**STATED TASK:**
Copy all entries without alteration and skip the pictures they hold.

**TASK INPUT:**
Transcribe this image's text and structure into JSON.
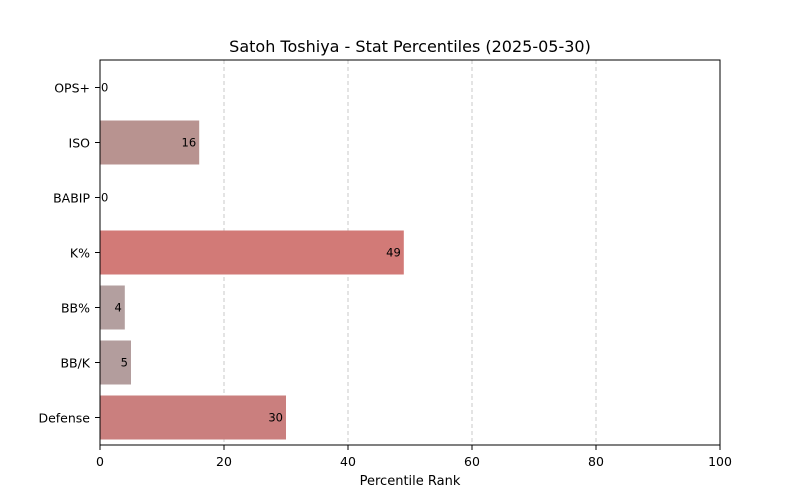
{
  "chart_data": {
    "type": "bar",
    "orientation": "horizontal",
    "title": "Satoh Toshiya - Stat Percentiles (2025-05-30)",
    "xlabel": "Percentile Rank",
    "ylabel": "",
    "xlim": [
      0,
      100
    ],
    "xticks": [
      0,
      20,
      40,
      60,
      80,
      100
    ],
    "grid": "x-dashed",
    "categories": [
      "OPS+",
      "ISO",
      "BABIP",
      "K%",
      "BB%",
      "BB/K",
      "Defense"
    ],
    "values": [
      0,
      16,
      0,
      49,
      4,
      5,
      30
    ],
    "colors": [
      "#b0a0a0",
      "#b89390",
      "#b0a0a0",
      "#d27a77",
      "#b39f9f",
      "#b39d9d",
      "#ca7f7e"
    ]
  }
}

**WRITTEN SOLUTION:**
Transcribe this image's text and structure into JSON.
{
  "chart_data": {
    "type": "bar",
    "orientation": "horizontal",
    "title": "Satoh Toshiya - Stat Percentiles (2025-05-30)",
    "xlabel": "Percentile Rank",
    "ylabel": "",
    "xlim": [
      0,
      100
    ],
    "xticks": [
      0,
      20,
      40,
      60,
      80,
      100
    ],
    "grid": "x-dashed",
    "categories": [
      "OPS+",
      "ISO",
      "BABIP",
      "K%",
      "BB%",
      "BB/K",
      "Defense"
    ],
    "values": [
      0,
      16,
      0,
      49,
      4,
      5,
      30
    ],
    "colors": [
      "#b0a0a0",
      "#b89390",
      "#b0a0a0",
      "#d27a77",
      "#b39f9f",
      "#b39d9d",
      "#ca7f7e"
    ]
  }
}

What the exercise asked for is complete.